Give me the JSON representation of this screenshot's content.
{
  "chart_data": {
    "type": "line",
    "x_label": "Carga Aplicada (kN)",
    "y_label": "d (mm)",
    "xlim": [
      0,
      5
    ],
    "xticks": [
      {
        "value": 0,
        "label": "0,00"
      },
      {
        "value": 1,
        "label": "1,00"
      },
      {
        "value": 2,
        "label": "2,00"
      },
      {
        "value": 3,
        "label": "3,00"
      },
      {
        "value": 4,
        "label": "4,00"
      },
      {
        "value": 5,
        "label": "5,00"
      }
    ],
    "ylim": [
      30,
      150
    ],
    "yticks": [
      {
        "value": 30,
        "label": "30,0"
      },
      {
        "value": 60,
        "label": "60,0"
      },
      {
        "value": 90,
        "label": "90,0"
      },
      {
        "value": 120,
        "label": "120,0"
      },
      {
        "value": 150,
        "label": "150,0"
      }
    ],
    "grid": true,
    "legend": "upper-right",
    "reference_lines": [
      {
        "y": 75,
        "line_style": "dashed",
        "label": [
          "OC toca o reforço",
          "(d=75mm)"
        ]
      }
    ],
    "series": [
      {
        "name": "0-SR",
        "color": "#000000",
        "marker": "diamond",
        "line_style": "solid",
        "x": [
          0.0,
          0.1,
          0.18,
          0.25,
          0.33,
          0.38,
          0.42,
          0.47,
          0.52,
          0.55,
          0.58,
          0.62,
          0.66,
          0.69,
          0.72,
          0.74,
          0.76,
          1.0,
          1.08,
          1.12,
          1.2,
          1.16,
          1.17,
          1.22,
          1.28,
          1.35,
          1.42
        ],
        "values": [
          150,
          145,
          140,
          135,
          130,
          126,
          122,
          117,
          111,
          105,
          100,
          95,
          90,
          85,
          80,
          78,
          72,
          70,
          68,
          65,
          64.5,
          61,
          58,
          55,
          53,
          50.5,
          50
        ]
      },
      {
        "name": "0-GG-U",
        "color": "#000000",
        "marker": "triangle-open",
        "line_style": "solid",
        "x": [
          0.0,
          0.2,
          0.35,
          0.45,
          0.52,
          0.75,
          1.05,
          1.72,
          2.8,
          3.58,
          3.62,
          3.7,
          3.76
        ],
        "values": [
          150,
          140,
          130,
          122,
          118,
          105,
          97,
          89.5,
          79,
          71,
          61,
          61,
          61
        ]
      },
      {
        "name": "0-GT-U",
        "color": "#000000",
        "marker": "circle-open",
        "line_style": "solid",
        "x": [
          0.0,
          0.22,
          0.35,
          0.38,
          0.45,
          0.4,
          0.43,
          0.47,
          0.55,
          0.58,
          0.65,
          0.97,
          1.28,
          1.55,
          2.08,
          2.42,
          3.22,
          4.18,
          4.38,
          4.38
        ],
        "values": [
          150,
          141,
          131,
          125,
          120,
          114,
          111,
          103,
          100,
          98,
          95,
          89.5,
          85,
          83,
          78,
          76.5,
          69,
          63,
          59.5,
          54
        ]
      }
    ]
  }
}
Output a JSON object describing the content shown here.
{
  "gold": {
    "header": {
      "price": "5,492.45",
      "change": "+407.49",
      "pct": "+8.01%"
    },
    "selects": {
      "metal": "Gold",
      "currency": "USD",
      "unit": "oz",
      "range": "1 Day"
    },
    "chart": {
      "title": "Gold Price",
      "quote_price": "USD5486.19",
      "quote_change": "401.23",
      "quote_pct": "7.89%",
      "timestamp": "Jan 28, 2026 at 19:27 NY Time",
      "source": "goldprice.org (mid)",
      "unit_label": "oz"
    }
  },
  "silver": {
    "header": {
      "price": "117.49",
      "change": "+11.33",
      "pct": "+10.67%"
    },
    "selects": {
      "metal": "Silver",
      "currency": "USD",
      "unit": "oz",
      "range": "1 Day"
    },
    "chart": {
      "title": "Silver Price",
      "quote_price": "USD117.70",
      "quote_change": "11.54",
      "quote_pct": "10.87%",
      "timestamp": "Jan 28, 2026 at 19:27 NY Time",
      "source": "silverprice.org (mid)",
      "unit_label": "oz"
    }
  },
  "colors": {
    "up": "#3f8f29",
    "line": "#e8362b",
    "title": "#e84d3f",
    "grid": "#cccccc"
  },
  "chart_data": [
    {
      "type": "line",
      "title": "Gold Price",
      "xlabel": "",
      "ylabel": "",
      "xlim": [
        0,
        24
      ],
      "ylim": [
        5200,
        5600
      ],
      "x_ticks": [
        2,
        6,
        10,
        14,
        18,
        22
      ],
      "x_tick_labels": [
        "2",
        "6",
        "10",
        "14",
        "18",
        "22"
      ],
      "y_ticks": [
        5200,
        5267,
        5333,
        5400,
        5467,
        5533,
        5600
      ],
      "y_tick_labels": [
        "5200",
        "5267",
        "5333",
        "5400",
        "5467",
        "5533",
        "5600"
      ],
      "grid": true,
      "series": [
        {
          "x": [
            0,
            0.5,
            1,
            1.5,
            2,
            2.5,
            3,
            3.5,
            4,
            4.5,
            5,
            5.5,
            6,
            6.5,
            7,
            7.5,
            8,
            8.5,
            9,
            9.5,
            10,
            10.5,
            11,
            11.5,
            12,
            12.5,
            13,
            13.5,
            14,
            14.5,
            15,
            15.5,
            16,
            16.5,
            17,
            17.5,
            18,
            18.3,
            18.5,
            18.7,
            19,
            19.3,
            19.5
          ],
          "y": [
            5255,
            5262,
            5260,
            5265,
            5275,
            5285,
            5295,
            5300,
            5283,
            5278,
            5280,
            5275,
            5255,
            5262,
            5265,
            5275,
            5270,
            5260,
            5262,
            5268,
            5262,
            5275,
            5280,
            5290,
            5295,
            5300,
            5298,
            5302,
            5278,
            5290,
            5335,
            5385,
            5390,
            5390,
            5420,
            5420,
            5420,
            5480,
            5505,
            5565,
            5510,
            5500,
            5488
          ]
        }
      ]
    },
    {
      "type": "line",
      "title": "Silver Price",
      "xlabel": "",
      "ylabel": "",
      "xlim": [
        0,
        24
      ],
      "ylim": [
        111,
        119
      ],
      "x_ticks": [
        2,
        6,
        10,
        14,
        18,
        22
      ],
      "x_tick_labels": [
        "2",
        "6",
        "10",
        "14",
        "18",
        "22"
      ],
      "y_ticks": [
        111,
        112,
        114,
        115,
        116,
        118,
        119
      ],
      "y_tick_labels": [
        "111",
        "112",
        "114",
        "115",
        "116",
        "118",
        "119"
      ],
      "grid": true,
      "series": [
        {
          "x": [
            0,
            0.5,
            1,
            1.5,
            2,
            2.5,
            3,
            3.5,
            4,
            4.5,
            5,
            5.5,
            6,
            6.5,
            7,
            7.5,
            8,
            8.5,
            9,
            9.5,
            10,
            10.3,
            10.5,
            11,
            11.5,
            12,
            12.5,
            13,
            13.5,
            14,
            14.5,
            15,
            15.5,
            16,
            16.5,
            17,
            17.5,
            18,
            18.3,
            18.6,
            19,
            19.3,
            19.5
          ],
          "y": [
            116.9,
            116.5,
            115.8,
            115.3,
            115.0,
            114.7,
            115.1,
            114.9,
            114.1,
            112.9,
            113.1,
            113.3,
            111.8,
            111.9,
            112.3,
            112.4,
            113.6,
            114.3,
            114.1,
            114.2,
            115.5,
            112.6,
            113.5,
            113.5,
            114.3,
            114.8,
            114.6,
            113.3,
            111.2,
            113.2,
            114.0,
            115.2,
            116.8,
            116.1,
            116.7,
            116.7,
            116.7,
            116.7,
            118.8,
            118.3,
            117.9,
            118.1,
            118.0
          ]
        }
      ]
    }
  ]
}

--- AIM OF THE EXERCISE ---
Write out the entries above word for word.

--- OUTPUT FOR THIS TASK ---
Give me the JSON representation of this screenshot's content.
{
  "chart_data": {
    "type": "line",
    "x_label": "Carga Aplicada (kN)",
    "y_label": "d (mm)",
    "xlim": [
      0,
      5
    ],
    "xticks": [
      {
        "value": 0,
        "label": "0,00"
      },
      {
        "value": 1,
        "label": "1,00"
      },
      {
        "value": 2,
        "label": "2,00"
      },
      {
        "value": 3,
        "label": "3,00"
      },
      {
        "value": 4,
        "label": "4,00"
      },
      {
        "value": 5,
        "label": "5,00"
      }
    ],
    "ylim": [
      30,
      150
    ],
    "yticks": [
      {
        "value": 30,
        "label": "30,0"
      },
      {
        "value": 60,
        "label": "60,0"
      },
      {
        "value": 90,
        "label": "90,0"
      },
      {
        "value": 120,
        "label": "120,0"
      },
      {
        "value": 150,
        "label": "150,0"
      }
    ],
    "grid": true,
    "legend": "upper-right",
    "reference_lines": [
      {
        "y": 75,
        "line_style": "dashed",
        "label": [
          "OC toca o reforço",
          "(d=75mm)"
        ]
      }
    ],
    "series": [
      {
        "name": "0-SR",
        "color": "#000000",
        "marker": "diamond",
        "line_style": "solid",
        "x": [
          0.0,
          0.1,
          0.18,
          0.25,
          0.33,
          0.38,
          0.42,
          0.47,
          0.52,
          0.55,
          0.58,
          0.62,
          0.66,
          0.69,
          0.72,
          0.74,
          0.76,
          1.0,
          1.08,
          1.12,
          1.2,
          1.16,
          1.17,
          1.22,
          1.28,
          1.35,
          1.42
        ],
        "values": [
          150,
          145,
          140,
          135,
          130,
          126,
          122,
          117,
          111,
          105,
          100,
          95,
          90,
          85,
          80,
          78,
          72,
          70,
          68,
          65,
          64.5,
          61,
          58,
          55,
          53,
          50.5,
          50
        ]
      },
      {
        "name": "0-GG-U",
        "color": "#000000",
        "marker": "triangle-open",
        "line_style": "solid",
        "x": [
          0.0,
          0.2,
          0.35,
          0.45,
          0.52,
          0.75,
          1.05,
          1.72,
          2.8,
          3.58,
          3.62,
          3.7,
          3.76
        ],
        "values": [
          150,
          140,
          130,
          122,
          118,
          105,
          97,
          89.5,
          79,
          71,
          61,
          61,
          61
        ]
      },
      {
        "name": "0-GT-U",
        "color": "#000000",
        "marker": "circle-open",
        "line_style": "solid",
        "x": [
          0.0,
          0.22,
          0.35,
          0.38,
          0.45,
          0.4,
          0.43,
          0.47,
          0.55,
          0.58,
          0.65,
          0.97,
          1.28,
          1.55,
          2.08,
          2.42,
          3.22,
          4.18,
          4.38,
          4.38
        ],
        "values": [
          150,
          141,
          131,
          125,
          120,
          114,
          111,
          103,
          100,
          98,
          95,
          89.5,
          85,
          83,
          78,
          76.5,
          69,
          63,
          59.5,
          54
        ]
      }
    ]
  }
}
Output a JSON object describing the content shown here.
{
  "gold": {
    "header": {
      "price": "5,492.45",
      "change": "+407.49",
      "pct": "+8.01%"
    },
    "selects": {
      "metal": "Gold",
      "currency": "USD",
      "unit": "oz",
      "range": "1 Day"
    },
    "chart": {
      "title": "Gold Price",
      "quote_price": "USD5486.19",
      "quote_change": "401.23",
      "quote_pct": "7.89%",
      "timestamp": "Jan 28, 2026 at 19:27 NY Time",
      "source": "goldprice.org (mid)",
      "unit_label": "oz"
    }
  },
  "silver": {
    "header": {
      "price": "117.49",
      "change": "+11.33",
      "pct": "+10.67%"
    },
    "selects": {
      "metal": "Silver",
      "currency": "USD",
      "unit": "oz",
      "range": "1 Day"
    },
    "chart": {
      "title": "Silver Price",
      "quote_price": "USD117.70",
      "quote_change": "11.54",
      "quote_pct": "10.87%",
      "timestamp": "Jan 28, 2026 at 19:27 NY Time",
      "source": "silverprice.org (mid)",
      "unit_label": "oz"
    }
  },
  "colors": {
    "up": "#3f8f29",
    "line": "#e8362b",
    "title": "#e84d3f",
    "grid": "#cccccc"
  },
  "chart_data": [
    {
      "type": "line",
      "title": "Gold Price",
      "xlabel": "",
      "ylabel": "",
      "xlim": [
        0,
        24
      ],
      "ylim": [
        5200,
        5600
      ],
      "x_ticks": [
        2,
        6,
        10,
        14,
        18,
        22
      ],
      "x_tick_labels": [
        "2",
        "6",
        "10",
        "14",
        "18",
        "22"
      ],
      "y_ticks": [
        5200,
        5267,
        5333,
        5400,
        5467,
        5533,
        5600
      ],
      "y_tick_labels": [
        "5200",
        "5267",
        "5333",
        "5400",
        "5467",
        "5533",
        "5600"
      ],
      "grid": true,
      "series": [
        {
          "x": [
            0,
            0.5,
            1,
            1.5,
            2,
            2.5,
            3,
            3.5,
            4,
            4.5,
            5,
            5.5,
            6,
            6.5,
            7,
            7.5,
            8,
            8.5,
            9,
            9.5,
            10,
            10.5,
            11,
            11.5,
            12,
            12.5,
            13,
            13.5,
            14,
            14.5,
            15,
            15.5,
            16,
            16.5,
            17,
            17.5,
            18,
            18.3,
            18.5,
            18.7,
            19,
            19.3,
            19.5
          ],
          "y": [
            5255,
            5262,
            5260,
            5265,
            5275,
            5285,
            5295,
            5300,
            5283,
            5278,
            5280,
            5275,
            5255,
            5262,
            5265,
            5275,
            5270,
            5260,
            5262,
            5268,
            5262,
            5275,
            5280,
            5290,
            5295,
            5300,
            5298,
            5302,
            5278,
            5290,
            5335,
            5385,
            5390,
            5390,
            5420,
            5420,
            5420,
            5480,
            5505,
            5565,
            5510,
            5500,
            5488
          ]
        }
      ]
    },
    {
      "type": "line",
      "title": "Silver Price",
      "xlabel": "",
      "ylabel": "",
      "xlim": [
        0,
        24
      ],
      "ylim": [
        111,
        119
      ],
      "x_ticks": [
        2,
        6,
        10,
        14,
        18,
        22
      ],
      "x_tick_labels": [
        "2",
        "6",
        "10",
        "14",
        "18",
        "22"
      ],
      "y_ticks": [
        111,
        112,
        114,
        115,
        116,
        118,
        119
      ],
      "y_tick_labels": [
        "111",
        "112",
        "114",
        "115",
        "116",
        "118",
        "119"
      ],
      "grid": true,
      "series": [
        {
          "x": [
            0,
            0.5,
            1,
            1.5,
            2,
            2.5,
            3,
            3.5,
            4,
            4.5,
            5,
            5.5,
            6,
            6.5,
            7,
            7.5,
            8,
            8.5,
            9,
            9.5,
            10,
            10.3,
            10.5,
            11,
            11.5,
            12,
            12.5,
            13,
            13.5,
            14,
            14.5,
            15,
            15.5,
            16,
            16.5,
            17,
            17.5,
            18,
            18.3,
            18.6,
            19,
            19.3,
            19.5
          ],
          "y": [
            116.9,
            116.5,
            115.8,
            115.3,
            115.0,
            114.7,
            115.1,
            114.9,
            114.1,
            112.9,
            113.1,
            113.3,
            111.8,
            111.9,
            112.3,
            112.4,
            113.6,
            114.3,
            114.1,
            114.2,
            115.5,
            112.6,
            113.5,
            113.5,
            114.3,
            114.8,
            114.6,
            113.3,
            111.2,
            113.2,
            114.0,
            115.2,
            116.8,
            116.1,
            116.7,
            116.7,
            116.7,
            116.7,
            118.8,
            118.3,
            117.9,
            118.1,
            118.0
          ]
        }
      ]
    }
  ]
}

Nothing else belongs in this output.